What you need to do:
Each line that holds the word "Szöveges" counts once; report how many lines do so and nothing else.

Given data:
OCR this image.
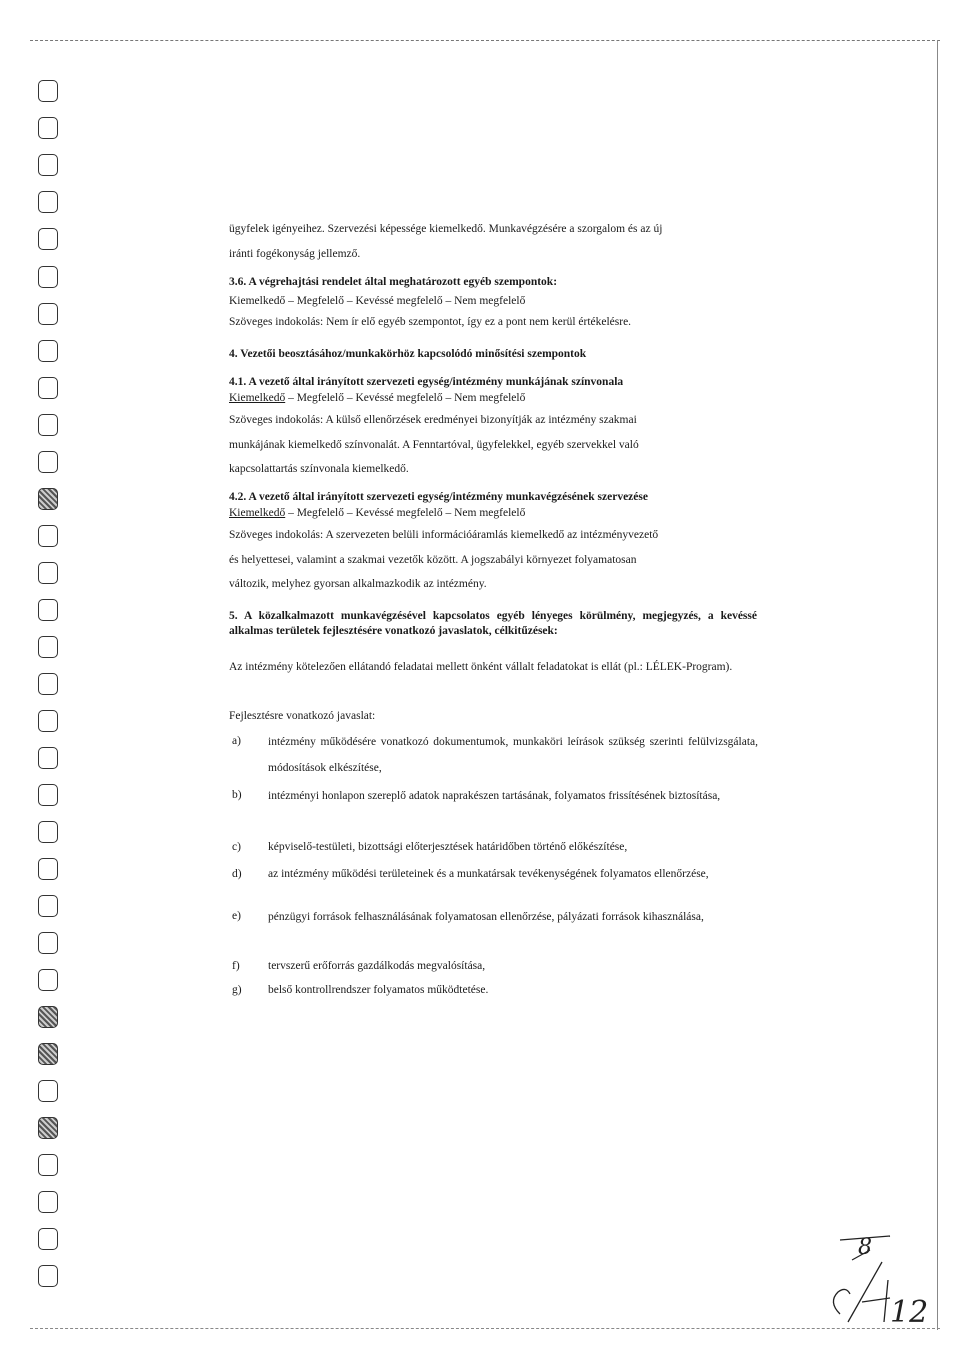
ügyfelek igényeihez. Szervezési képessége kiemelkedő. Munkavégzésére a szorgalom és az új
iránti fogékonyság jellemző.
3.6. A végrehajtási rendelet által meghatározott egyéb szempontok:
Kiemelkedő – Megfelelő – Kevéssé megfelelő – Nem megfelelő
Szöveges indokolás: Nem ír elő egyéb szempontot, így ez a pont nem kerül értékelésre.
4. Vezetői beosztásához/munkakörhöz kapcsolódó minősítési szempontok
4.1. A vezető által irányított szervezeti egység/intézmény munkájának színvonala
Kiemelkedő – Megfelelő – Kevéssé megfelelő – Nem megfelelő
Szöveges indokolás: A külső ellenőrzések eredményei bizonyítják az intézmény szakmai
munkájának kiemelkedő színvonalát. A Fenntartóval, ügyfelekkel, egyéb szervekkel való
kapcsolattartás színvonala kiemelkedő.
4.2. A vezető által irányított szervezeti egység/intézmény munkavégzésének szervezése
Kiemelkedő – Megfelelő – Kevéssé megfelelő – Nem megfelelő
Szöveges indokolás: A szervezeten belüli információáramlás kiemelkedő az intézményvezető
és helyettesei, valamint a szakmai vezetők között. A jogszabályi környezet folyamatosan
változik, melyhez gyorsan alkalmazkodik az intézmény.
5. A közalkalmazott munkavégzésével kapcsolatos egyéb lényeges körülmény, megjegyzés, a kevéssé alkalmas területek fejlesztésére vonatkozó javaslatok, célkitűzések:
Az intézmény kötelezően ellátandó feladatai mellett önként vállalt feladatokat is ellát (pl.: LÉLEK-Program).
Fejlesztésre vonatkozó javaslat:
a) intézmény működésére vonatkozó dokumentumok, munkaköri leírások szükség szerinti felülvizsgálata, módosítások elkészítése,
b) intézményi honlapon szereplő adatok naprakészen tartásának, folyamatos frissítésének biztosítása,
c) képviselő-testületi, bizottsági előterjesztések határidőben történő előkészítése,
d) az intézmény működési területeinek és a munkatársak tevékenységének folyamatos ellenőrzése,
e) pénzügyi források felhasználásának folyamatosan ellenőrzése, pályázati források kihasználása,
f) tervszerű erőforrás gazdálkodás megvalósítása,
g) belső kontrollrendszer folyamatos működtetése.
8
12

Task result:
3